--- SOURCE DATA ---

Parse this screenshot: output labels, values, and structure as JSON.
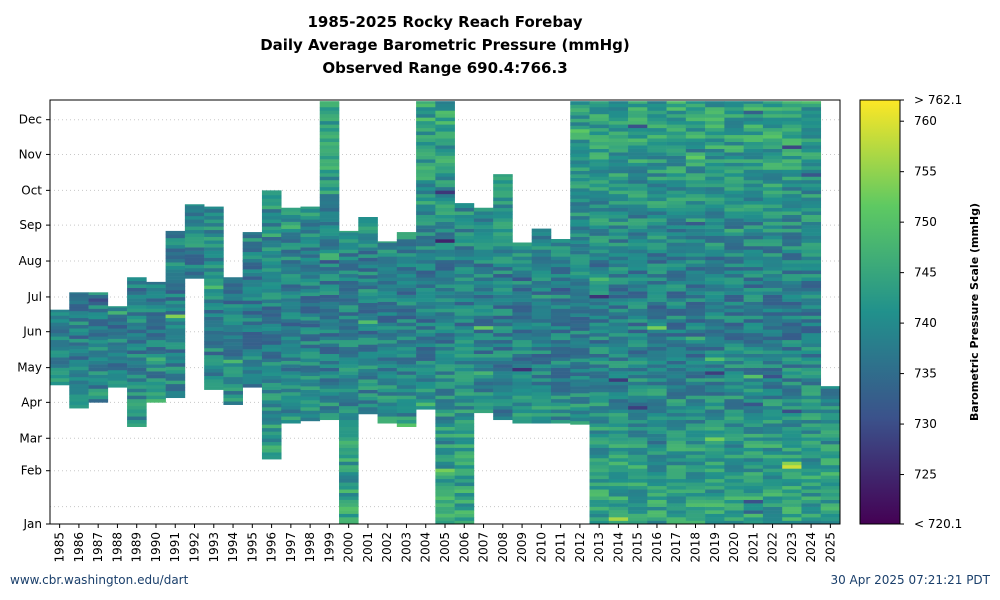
{
  "title_lines": [
    "1985-2025 Rocky Reach Forebay",
    "Daily Average Barometric Pressure (mmHg)",
    "Observed Range 690.4:766.3"
  ],
  "footer": {
    "left": "www.cbr.washington.edu/dart",
    "right": "30 Apr 2025 07:21:21 PDT"
  },
  "chart_data": {
    "type": "heatmap",
    "title": "1985-2025 Rocky Reach Forebay",
    "subtitle": "Daily Average Barometric Pressure (mmHg)",
    "observed_range": "Observed Range 690.4:766.3",
    "x_categories": [
      "1985",
      "1986",
      "1987",
      "1988",
      "1989",
      "1990",
      "1991",
      "1992",
      "1993",
      "1994",
      "1995",
      "1996",
      "1997",
      "1998",
      "1999",
      "2000",
      "2001",
      "2002",
      "2003",
      "2004",
      "2005",
      "2006",
      "2007",
      "2008",
      "2009",
      "2010",
      "2011",
      "2012",
      "2013",
      "2014",
      "2015",
      "2016",
      "2017",
      "2018",
      "2019",
      "2020",
      "2021",
      "2022",
      "2023",
      "2024",
      "2025"
    ],
    "y_categories": [
      "Jan",
      "Feb",
      "Mar",
      "Apr",
      "May",
      "Jun",
      "Jul",
      "Aug",
      "Sep",
      "Oct",
      "Nov",
      "Dec"
    ],
    "colorbar": {
      "label": "Barometric Pressure Scale (mmHg)",
      "min": 720.1,
      "max": 762.1,
      "ticks": [
        725,
        730,
        735,
        740,
        745,
        750,
        755,
        760
      ],
      "min_label": "< 720.1",
      "max_label": "> 762.1",
      "colormap": [
        "#440154",
        "#3b528b",
        "#21918c",
        "#5ec962",
        "#fde725"
      ]
    },
    "coverage": [
      {
        "year": "1985",
        "start_day": 120,
        "end_day": 185
      },
      {
        "year": "1986",
        "start_day": 100,
        "end_day": 200
      },
      {
        "year": "1987",
        "start_day": 105,
        "end_day": 200
      },
      {
        "year": "1988",
        "start_day": 118,
        "end_day": 188
      },
      {
        "year": "1989",
        "start_day": 84,
        "end_day": 213
      },
      {
        "year": "1990",
        "start_day": 105,
        "end_day": 209
      },
      {
        "year": "1991",
        "start_day": 109,
        "end_day": 253
      },
      {
        "year": "1992",
        "start_day": 212,
        "end_day": 276
      },
      {
        "year": "1993",
        "start_day": 116,
        "end_day": 274
      },
      {
        "year": "1994",
        "start_day": 103,
        "end_day": 213
      },
      {
        "year": "1995",
        "start_day": 118,
        "end_day": 252
      },
      {
        "year": "1996",
        "start_day": 56,
        "end_day": 288
      },
      {
        "year": "1997",
        "start_day": 87,
        "end_day": 273
      },
      {
        "year": "1998",
        "start_day": 89,
        "end_day": 274
      },
      {
        "year": "1999",
        "start_day": 90,
        "end_day": 365
      },
      {
        "year": "2000",
        "start_day": 0,
        "end_day": 253
      },
      {
        "year": "2001",
        "start_day": 95,
        "end_day": 265
      },
      {
        "year": "2002",
        "start_day": 87,
        "end_day": 244
      },
      {
        "year": "2003",
        "start_day": 84,
        "end_day": 252
      },
      {
        "year": "2004",
        "start_day": 99,
        "end_day": 365
      },
      {
        "year": "2005",
        "start_day": 0,
        "end_day": 365
      },
      {
        "year": "2006",
        "start_day": 0,
        "end_day": 277
      },
      {
        "year": "2007",
        "start_day": 96,
        "end_day": 273
      },
      {
        "year": "2008",
        "start_day": 90,
        "end_day": 302
      },
      {
        "year": "2009",
        "start_day": 87,
        "end_day": 243
      },
      {
        "year": "2010",
        "start_day": 87,
        "end_day": 255
      },
      {
        "year": "2011",
        "start_day": 87,
        "end_day": 246
      },
      {
        "year": "2012",
        "start_day": 86,
        "end_day": 365
      },
      {
        "year": "2013",
        "start_day": 0,
        "end_day": 365
      },
      {
        "year": "2014",
        "start_day": 0,
        "end_day": 365
      },
      {
        "year": "2015",
        "start_day": 0,
        "end_day": 365
      },
      {
        "year": "2016",
        "start_day": 0,
        "end_day": 365
      },
      {
        "year": "2017",
        "start_day": 0,
        "end_day": 365
      },
      {
        "year": "2018",
        "start_day": 0,
        "end_day": 365
      },
      {
        "year": "2019",
        "start_day": 0,
        "end_day": 365
      },
      {
        "year": "2020",
        "start_day": 0,
        "end_day": 365
      },
      {
        "year": "2021",
        "start_day": 0,
        "end_day": 365
      },
      {
        "year": "2022",
        "start_day": 0,
        "end_day": 365
      },
      {
        "year": "2023",
        "start_day": 0,
        "end_day": 365
      },
      {
        "year": "2024",
        "start_day": 0,
        "end_day": 365
      },
      {
        "year": "2025",
        "start_day": 0,
        "end_day": 119
      }
    ],
    "grid": true
  }
}
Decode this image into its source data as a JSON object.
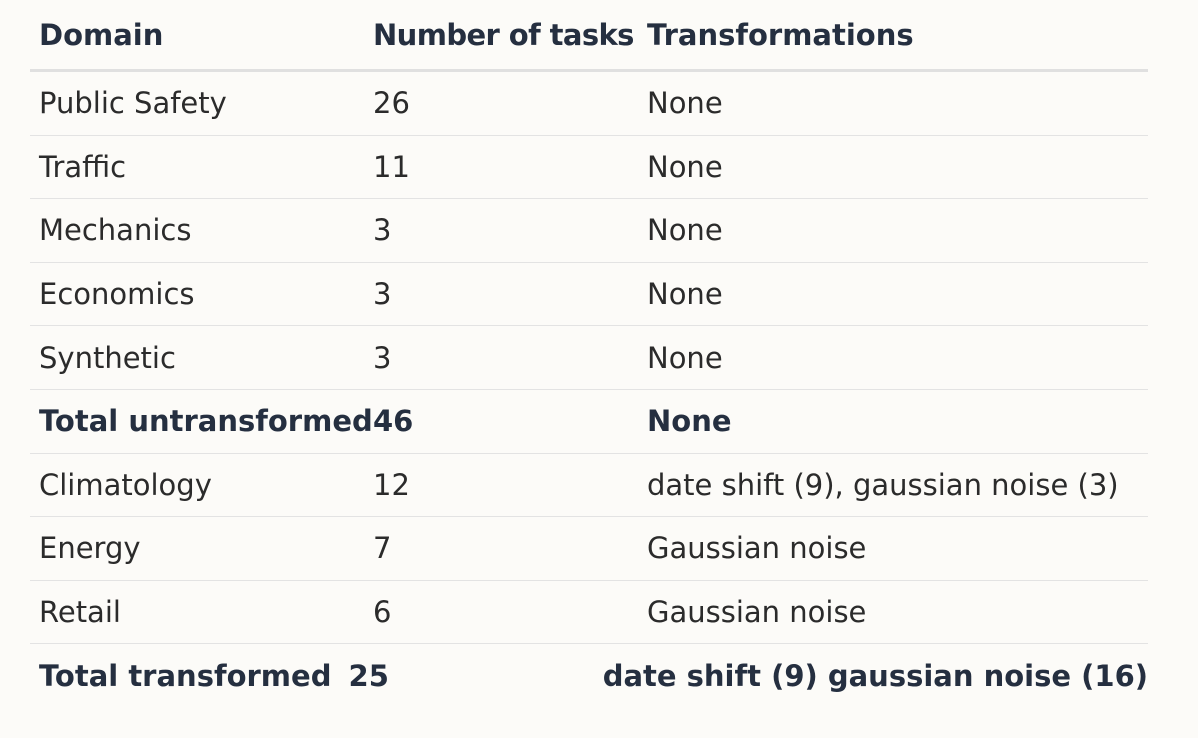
{
  "table": {
    "headers": {
      "domain": "Domain",
      "tasks": "Number of tasks",
      "transformations": "Transformations"
    },
    "rows": [
      {
        "domain": "Public Safety",
        "tasks": "26",
        "transformations": "None"
      },
      {
        "domain": "Traffic",
        "tasks": "11",
        "transformations": "None"
      },
      {
        "domain": "Mechanics",
        "tasks": "3",
        "transformations": "None"
      },
      {
        "domain": "Economics",
        "tasks": "3",
        "transformations": "None"
      },
      {
        "domain": "Synthetic",
        "tasks": "3",
        "transformations": "None"
      },
      {
        "domain": "Total untransformed",
        "tasks": "46",
        "transformations": "None"
      },
      {
        "domain": "Climatology",
        "tasks": "12",
        "transformations": "date shift (9), gaussian noise (3)"
      },
      {
        "domain": "Energy",
        "tasks": "7",
        "transformations": "Gaussian noise"
      },
      {
        "domain": "Retail",
        "tasks": "6",
        "transformations": "Gaussian noise"
      },
      {
        "domain": "Total transformed",
        "tasks": "25",
        "transformations": "date shift (9) gaussian noise (16)"
      }
    ]
  }
}
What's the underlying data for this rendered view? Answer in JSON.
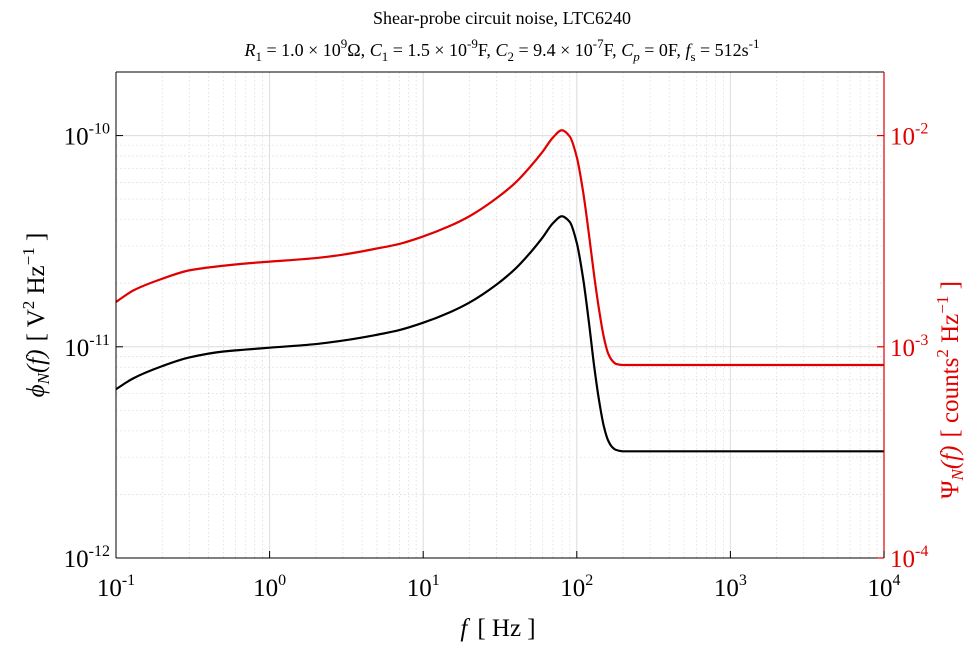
{
  "chart_data": {
    "type": "line",
    "title": "Shear-probe circuit noise, LTC6240",
    "subtitle": "R1 = 1.0 × 10^9Ω, C1 = 1.5 × 10^-9F, C2 = 9.4 × 10^-7F, Cp = 0F, fs = 512s^-1",
    "subtitle_parts": {
      "R_sym": "R",
      "R_sub": "1",
      "R_val": " = 1.0 × 10",
      "R_exp": "9",
      "R_unit": "Ω, ",
      "C1_sym": "C",
      "C1_sub": "1",
      "C1_val": " = 1.5 × 10",
      "C1_exp": "-9",
      "C1_unit": "F, ",
      "C2_sym": "C",
      "C2_sub": "2",
      "C2_val": " = 9.4 × 10",
      "C2_exp": "-7",
      "C2_unit": "F, ",
      "Cp_sym": "C",
      "Cp_sub": "p",
      "Cp_val": " = 0F, ",
      "fs_sym": "f",
      "fs_sub": "s",
      "fs_val": " = 512s",
      "fs_exp": "-1"
    },
    "xlabel": "f [ Hz ]",
    "xlabel_parts": {
      "sym": "f",
      "rest": "[ Hz ]"
    },
    "ylabel_left": "φN(f) [ V² Hz⁻¹ ]",
    "ylabel_left_parts": {
      "sym": "ϕ",
      "sub": "N",
      "arg": "(f)",
      "unit_a": "[ V",
      "unit_a_exp": "2",
      "unit_b": " Hz",
      "unit_b_exp": "−1",
      "unit_c": " ]"
    },
    "ylabel_right": "ΨN(f) [ counts² Hz⁻¹ ]",
    "ylabel_right_parts": {
      "sym": "Ψ",
      "sub": "N",
      "arg": "(f)",
      "unit_a": "[ counts",
      "unit_a_exp": "2",
      "unit_b": " Hz",
      "unit_b_exp": "−1",
      "unit_c": " ]"
    },
    "xscale": "log",
    "yscale_left": "log",
    "yscale_right": "log",
    "xlim": [
      0.1,
      10000
    ],
    "ylim_left": [
      1e-12,
      2e-10
    ],
    "ylim_right": [
      0.0001,
      0.02
    ],
    "grid": true,
    "x_ticks": [
      {
        "base": "10",
        "exp": "-1",
        "value": 0.1
      },
      {
        "base": "10",
        "exp": "0",
        "value": 1
      },
      {
        "base": "10",
        "exp": "1",
        "value": 10
      },
      {
        "base": "10",
        "exp": "2",
        "value": 100
      },
      {
        "base": "10",
        "exp": "3",
        "value": 1000
      },
      {
        "base": "10",
        "exp": "4",
        "value": 10000
      }
    ],
    "y_left_ticks": [
      {
        "base": "10",
        "exp": "-12",
        "value": 1e-12
      },
      {
        "base": "10",
        "exp": "-11",
        "value": 1e-11
      },
      {
        "base": "10",
        "exp": "-10",
        "value": 1e-10
      }
    ],
    "y_right_ticks": [
      {
        "base": "10",
        "exp": "-4",
        "value": 0.0001
      },
      {
        "base": "10",
        "exp": "-3",
        "value": 0.001
      },
      {
        "base": "10",
        "exp": "-2",
        "value": 0.01
      }
    ],
    "colors": {
      "left": "#000000",
      "right": "#e00000",
      "grid": "#dcdcdc",
      "axis": "#000000"
    },
    "series": [
      {
        "axis": "left",
        "color": "#000000",
        "x": [
          0.1,
          0.13,
          0.2,
          0.3,
          0.5,
          0.7,
          1,
          2,
          3,
          5,
          7,
          10,
          15,
          20,
          30,
          40,
          50,
          60,
          70,
          80,
          90,
          100,
          110,
          120,
          130,
          140,
          150,
          160,
          170,
          180,
          200,
          300,
          500,
          1000,
          3000,
          10000
        ],
        "y": [
          6.3e-12,
          7.1e-12,
          8.1e-12,
          8.9e-12,
          9.5e-12,
          9.7e-12,
          9.9e-12,
          1.03e-11,
          1.07e-11,
          1.14e-11,
          1.2e-11,
          1.3e-11,
          1.46e-11,
          1.62e-11,
          1.97e-11,
          2.35e-11,
          2.8e-11,
          3.3e-11,
          3.85e-11,
          4.15e-11,
          3.9e-11,
          3.1e-11,
          2.1e-11,
          1.3e-11,
          8e-12,
          5.5e-12,
          4.2e-12,
          3.6e-12,
          3.35e-12,
          3.25e-12,
          3.2e-12,
          3.2e-12,
          3.2e-12,
          3.2e-12,
          3.2e-12,
          3.2e-12
        ]
      },
      {
        "axis": "right",
        "color": "#e00000",
        "x": [
          0.1,
          0.13,
          0.2,
          0.3,
          0.5,
          0.7,
          1,
          2,
          3,
          5,
          7,
          10,
          15,
          20,
          30,
          40,
          50,
          60,
          70,
          80,
          90,
          100,
          110,
          120,
          130,
          140,
          150,
          160,
          170,
          180,
          200,
          300,
          500,
          1000,
          3000,
          10000
        ],
        "y": [
          0.00163,
          0.00185,
          0.0021,
          0.0023,
          0.00242,
          0.00248,
          0.00253,
          0.00263,
          0.00273,
          0.00292,
          0.00307,
          0.00333,
          0.00374,
          0.00415,
          0.00505,
          0.006,
          0.00715,
          0.0084,
          0.0098,
          0.0106,
          0.0099,
          0.0079,
          0.0054,
          0.0034,
          0.00215,
          0.00148,
          0.00111,
          0.00093,
          0.00086,
          0.00083,
          0.00082,
          0.00082,
          0.00082,
          0.00082,
          0.00082,
          0.00082
        ]
      }
    ]
  }
}
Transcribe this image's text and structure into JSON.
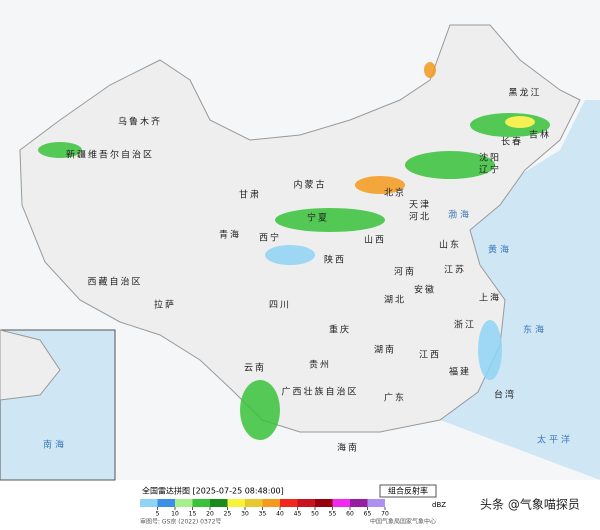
{
  "legend": {
    "title": "全国雷达拼图 [2025-07-25 08:48:00]",
    "product": "组合反射率",
    "unit": "dBZ",
    "ticks": [
      5,
      10,
      15,
      20,
      25,
      30,
      35,
      40,
      45,
      50,
      55,
      60,
      65,
      70
    ],
    "colors": [
      "#8fd3f5",
      "#3c8fe6",
      "#a6f08c",
      "#39c23a",
      "#1a8a1a",
      "#f7f23a",
      "#e8c830",
      "#f59a1e",
      "#f0281e",
      "#c8141e",
      "#96000f",
      "#f028f0",
      "#961ea0",
      "#ad90f0"
    ],
    "footer_left": "审图号: GS京 (2022) 0372号",
    "footer_right": "中国气象局国家气象中心"
  },
  "watermark": "头条 @气象喵探员",
  "map": {
    "labels": [
      "新疆维吾尔自治区",
      "乌鲁木齐",
      "西藏自治区",
      "拉萨",
      "青海",
      "西宁",
      "甘肃",
      "内蒙古",
      "黑龙江",
      "吉林",
      "长春",
      "辽宁",
      "沈阳",
      "北京",
      "天津",
      "河北",
      "山西",
      "山东",
      "河南",
      "陕西",
      "宁夏",
      "四川",
      "重庆",
      "湖北",
      "湖南",
      "江西",
      "安徽",
      "江苏",
      "上海",
      "浙江",
      "福建",
      "台湾",
      "广东",
      "广西壮族自治区",
      "贵州",
      "云南",
      "海南",
      "渤海",
      "黄海",
      "东海",
      "太平洋",
      "南海"
    ]
  }
}
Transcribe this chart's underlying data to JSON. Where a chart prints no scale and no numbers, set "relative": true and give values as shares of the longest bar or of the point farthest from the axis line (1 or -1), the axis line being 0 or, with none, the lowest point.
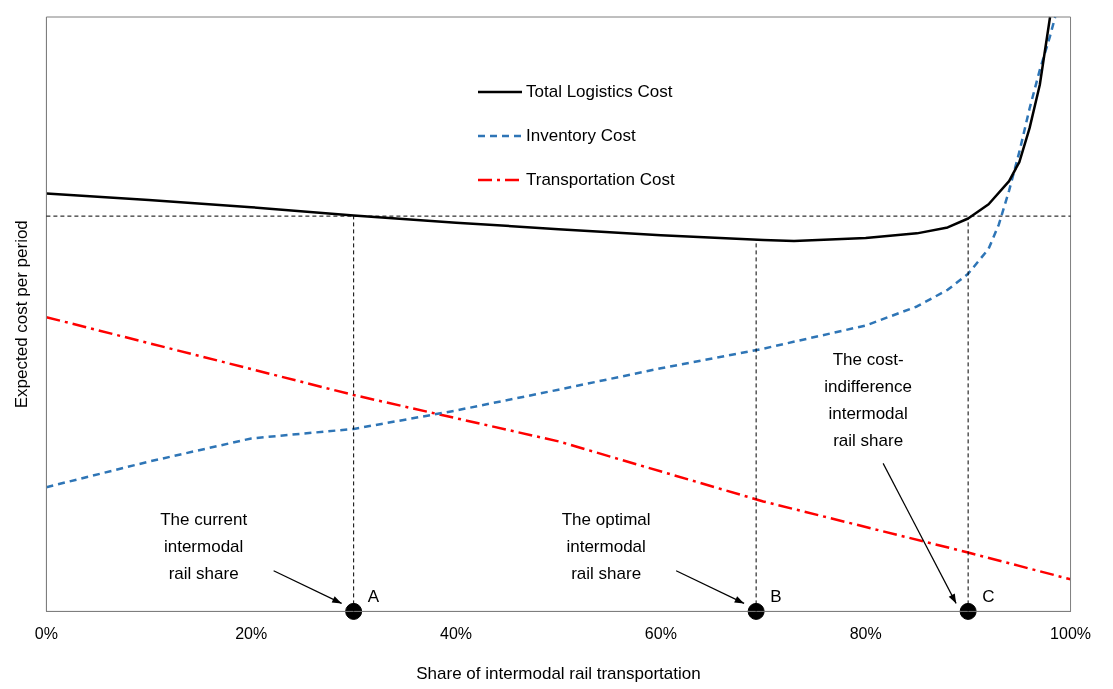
{
  "chart_data": {
    "type": "line",
    "relative": true,
    "xlabel": "Share of intermodal rail transportation",
    "ylabel": "Expected cost per period",
    "xlim": [
      0,
      100
    ],
    "xticks": [
      {
        "value": 0,
        "label": "0%"
      },
      {
        "value": 20,
        "label": "20%"
      },
      {
        "value": 40,
        "label": "40%"
      },
      {
        "value": 60,
        "label": "60%"
      },
      {
        "value": 80,
        "label": "80%"
      },
      {
        "value": 100,
        "label": "100%"
      }
    ],
    "grid": false,
    "legend": "top",
    "marker": "none",
    "series": [
      {
        "name": "Total Logistics Cost",
        "color": "#000000",
        "line_style": "solid",
        "x": [
          0,
          10,
          20,
          30,
          40,
          50,
          60,
          70,
          73,
          80,
          85,
          88,
          90,
          92,
          94,
          95,
          96,
          97,
          98
        ],
        "values": [
          0.703,
          0.692,
          0.68,
          0.666,
          0.654,
          0.643,
          0.633,
          0.625,
          0.623,
          0.628,
          0.636,
          0.646,
          0.661,
          0.685,
          0.724,
          0.756,
          0.813,
          0.886,
          1
        ]
      },
      {
        "name": "Inventory Cost",
        "color": "#2e75b6",
        "line_style": "dashed",
        "x": [
          0,
          10,
          20,
          30,
          40,
          50,
          60,
          70,
          80,
          85,
          88,
          90,
          92,
          93,
          94,
          95,
          96,
          97,
          98,
          98.5
        ],
        "values": [
          0.209,
          0.252,
          0.291,
          0.307,
          0.338,
          0.373,
          0.409,
          0.442,
          0.481,
          0.513,
          0.541,
          0.568,
          0.61,
          0.651,
          0.708,
          0.773,
          0.846,
          0.911,
          0.968,
          1
        ]
      },
      {
        "name": "Transportation Cost",
        "color": "#ff0000",
        "line_style": "dashdot",
        "x": [
          0,
          30,
          50,
          70,
          90,
          100
        ],
        "values": [
          0.495,
          0.364,
          0.286,
          0.185,
          0.099,
          0.054
        ]
      },
      {
        "type": "scatter",
        "marker": "circle",
        "color": "#000000",
        "x": [
          30,
          69.3,
          90
        ],
        "values": [
          0,
          0,
          0
        ]
      }
    ],
    "ref_lines": [
      {
        "axis": "y",
        "value": 0.665,
        "line_style": "dashed",
        "color": "#000000"
      },
      {
        "axis": "x",
        "value": 30,
        "line_style": "dashed",
        "color": "#000000"
      },
      {
        "axis": "x",
        "value": 69.3,
        "line_style": "dashed",
        "color": "#000000"
      },
      {
        "axis": "x",
        "value": 90,
        "line_style": "dashed",
        "color": "#000000"
      }
    ],
    "annotations": [
      {
        "text": "A",
        "x": 30,
        "y": 0
      },
      {
        "text": "B",
        "x": 69.3,
        "y": 0
      },
      {
        "text": "C",
        "x": 90,
        "y": 0
      },
      "The current\nintermodal\nrail share",
      "The optimal\nintermodal\nrail share",
      "The cost-\nindifference\nintermodal\nrail share"
    ]
  }
}
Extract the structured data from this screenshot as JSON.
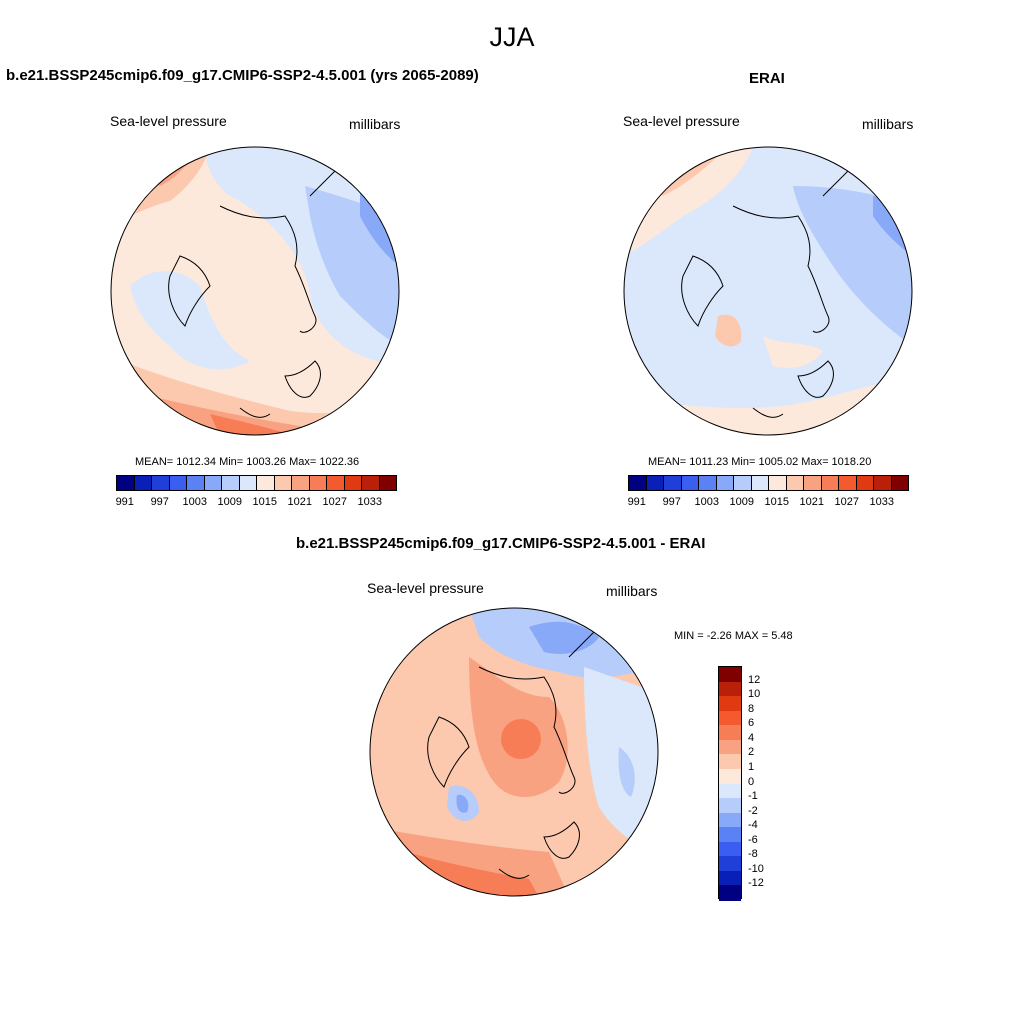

---

→ AIM OF THE EXERCISE:
Find every line that holds "tasks" and copy it.

→ OUTPUT FOR THIS EXERCISE:
      "tasks": "Number of tasks",
        "tasks": "26",
        "tasks": "11",
        "tasks": "3",
        "tasks": "3",
        "tasks": "3",
        "tasks": "46",
        "tasks": "12",
        "tasks": "7",
        "tasks": "6",
        "tasks": "25",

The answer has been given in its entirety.